Records from a dataset:
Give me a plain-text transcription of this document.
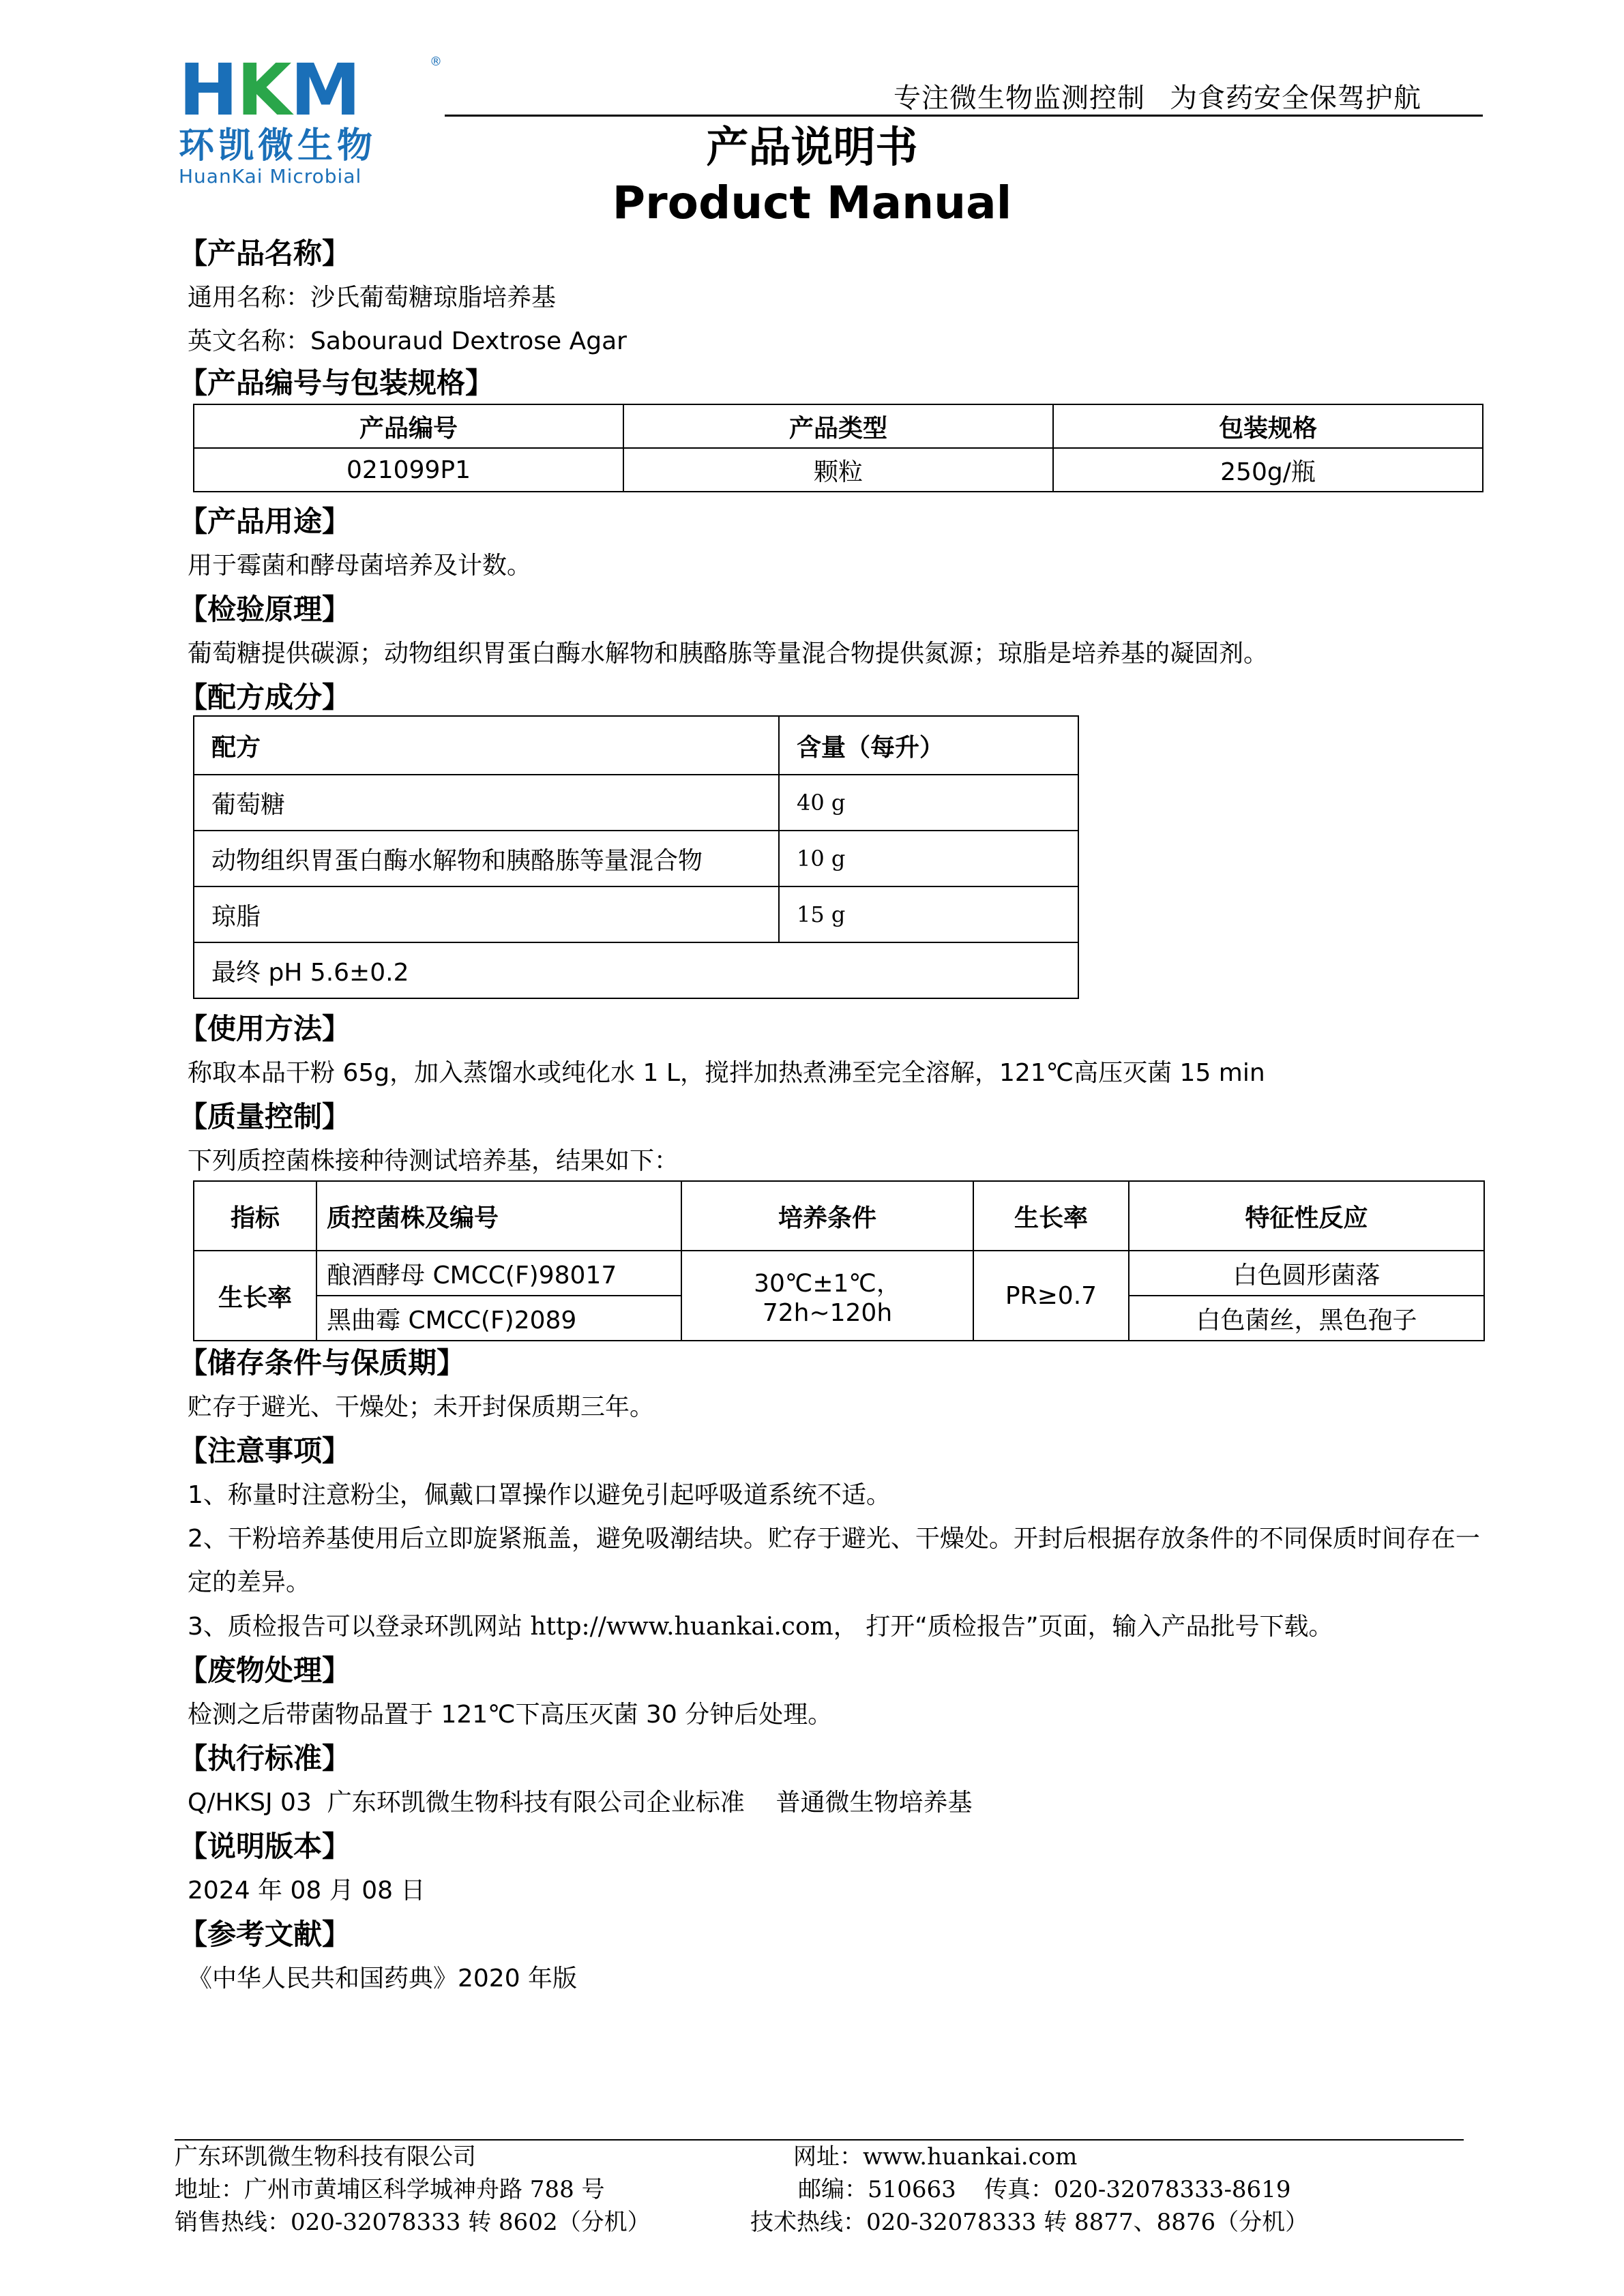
H K M	®
环凯微生物
HuanKai Microbial
专注微生物监测控制 为食药安全保驾护航
产品说明书
Product Manual
【产品名称】
通用名称：沙氏葡萄糖琼脂培养基
英文名称：Sabouraud Dextrose Agar
【产品编号与包装规格】
产品编号	产品类型	包装规格
021099P1	颗粒	250g/瓶
【产品用途】
用于霉菌和酵母菌培养及计数。
【检验原理】
葡萄糖提供碳源；动物组织胃蛋白酶水解物和胰酪胨等量混合物提供氮源；琼脂是培养基的凝固剂。
【配方成分】
配方	含量（每升）
葡萄糖	40 g
动物组织胃蛋白酶水解物和胰酪胨等量混合物	10 g
琼脂	15 g
最终 pH 5.6±0.2	
【使用方法】
称取本品干粉 65g，加入蒸馏水或纯化水 1 L，搅拌加热煮沸至完全溶解，121℃高压灭菌 15 min
【质量控制】
下列质控菌株接种待测试培养基，结果如下：
指标	质控菌株及编号	培养条件	生长率	特征性反应
生长率	酿酒酵母 CMCC(F)98017	30℃±1℃，72h~120h	PR≥0.7	白色圆形菌落
	黑曲霉 CMCC(F)2089			白色菌丝，黑色孢子
【储存条件与保质期】
贮存于避光、干燥处；未开封保质期三年。
【注意事项】
1、称量时注意粉尘，佩戴口罩操作以避免引起呼吸道系统不适。
2、干粉培养基使用后立即旋紧瓶盖，避免吸潮结块。贮存于避光、干燥处。开封后根据存放条件的不同保质时间存在一定的差异。
3、质检报告可以登录环凯网站 http://www.huankai.com， 打开“质检报告”页面，输入产品批号下载。
【废物处理】
检测之后带菌物品置于 121℃下高压灭菌 30 分钟后处理。
【执行标准】
Q/HKSJ 03  广东环凯微生物科技有限公司企业标准    普通微生物培养基
【说明版本】
2024 年 08 月 08 日
【参考文献】
《中华人民共和国药典》2020 年版
广东环凯微生物科技有限公司
地址：广州市黄埔区科学城神舟路 788 号
销售热线：020-32078333 转 8602（分机）
网址：www.huankai.com
邮编：510663 传真：020-32078333-8619
技术热线：020-32078333 转 8877、8876（分机）
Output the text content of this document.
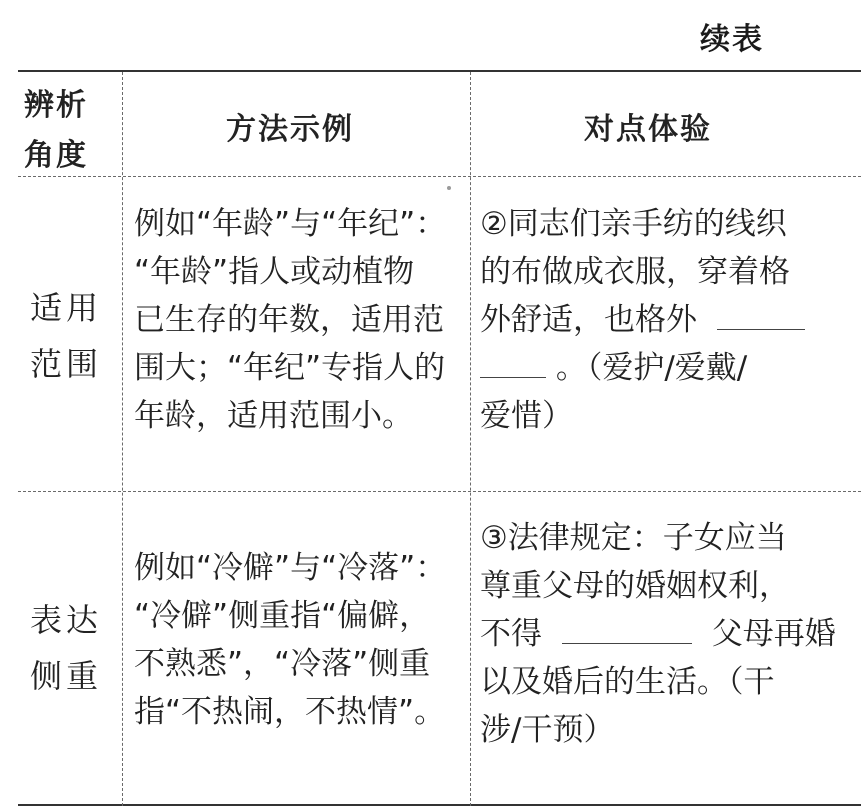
续表
辨析
角度
方法示例	对点体验
适用
范围
例如“年龄”与“年纪”：
“年龄”指人或动植物
已生存的年数，适用范
围大；“年纪”专指人的
年龄，适用范围小。
②同志们亲手纺的线织
的布做成衣服，穿着格
外舒适，也格外
。（爱护/爱戴/
爱惜）
表达
侧重
例如“冷僻”与“冷落”：
“冷僻”侧重指“偏僻，
不熟悉”，“冷落”侧重
指“不热闹，不热情”。
③法律规定：子女应当
尊重父母的婚姻权利，
不得	父母再婚
以及婚后的生活。（干
涉/干预）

**WORK TO DO**
Restate the whole listing above exactly, please, omitting every image.

**ANSWER FOR THIS EXERCISE**
Give me a plain-text transcription of this document.
H K M	®
环凯微生物
HuanKai Microbial
专注微生物监测控制 为食药安全保驾护航
产品说明书
Product Manual
【产品名称】
通用名称：沙氏葡萄糖琼脂培养基
英文名称：Sabouraud Dextrose Agar
【产品编号与包装规格】
产品编号	产品类型	包装规格
021099P1	颗粒	250g/瓶
【产品用途】
用于霉菌和酵母菌培养及计数。
【检验原理】
葡萄糖提供碳源；动物组织胃蛋白酶水解物和胰酪胨等量混合物提供氮源；琼脂是培养基的凝固剂。
【配方成分】
配方	含量（每升）
葡萄糖	40 g
动物组织胃蛋白酶水解物和胰酪胨等量混合物	10 g
琼脂	15 g
最终 pH 5.6±0.2	
【使用方法】
称取本品干粉 65g，加入蒸馏水或纯化水 1 L，搅拌加热煮沸至完全溶解，121℃高压灭菌 15 min
【质量控制】
下列质控菌株接种待测试培养基，结果如下：
指标	质控菌株及编号	培养条件	生长率	特征性反应
生长率	酿酒酵母 CMCC(F)98017	30℃±1℃，72h~120h	PR≥0.7	白色圆形菌落
	黑曲霉 CMCC(F)2089			白色菌丝，黑色孢子
【储存条件与保质期】
贮存于避光、干燥处；未开封保质期三年。
【注意事项】
1、称量时注意粉尘，佩戴口罩操作以避免引起呼吸道系统不适。
2、干粉培养基使用后立即旋紧瓶盖，避免吸潮结块。贮存于避光、干燥处。开封后根据存放条件的不同保质时间存在一定的差异。
3、质检报告可以登录环凯网站 http://www.huankai.com， 打开“质检报告”页面，输入产品批号下载。
【废物处理】
检测之后带菌物品置于 121℃下高压灭菌 30 分钟后处理。
【执行标准】
Q/HKSJ 03  广东环凯微生物科技有限公司企业标准    普通微生物培养基
【说明版本】
2024 年 08 月 08 日
【参考文献】
《中华人民共和国药典》2020 年版
广东环凯微生物科技有限公司
地址：广州市黄埔区科学城神舟路 788 号
销售热线：020-32078333 转 8602（分机）
网址：www.huankai.com
邮编：510663 传真：020-32078333-8619
技术热线：020-32078333 转 8877、8876（分机）
Output the text content of this document.
续表
辨析
角度
方法示例	对点体验
适用
范围
例如“年龄”与“年纪”：
“年龄”指人或动植物
已生存的年数，适用范
围大；“年纪”专指人的
年龄，适用范围小。
②同志们亲手纺的线织
的布做成衣服，穿着格
外舒适，也格外
。（爱护/爱戴/
爱惜）
表达
侧重
例如“冷僻”与“冷落”：
“冷僻”侧重指“偏僻，
不熟悉”，“冷落”侧重
指“不热闹，不热情”。
③法律规定：子女应当
尊重父母的婚姻权利，
不得	父母再婚
以及婚后的生活。（干
涉/干预）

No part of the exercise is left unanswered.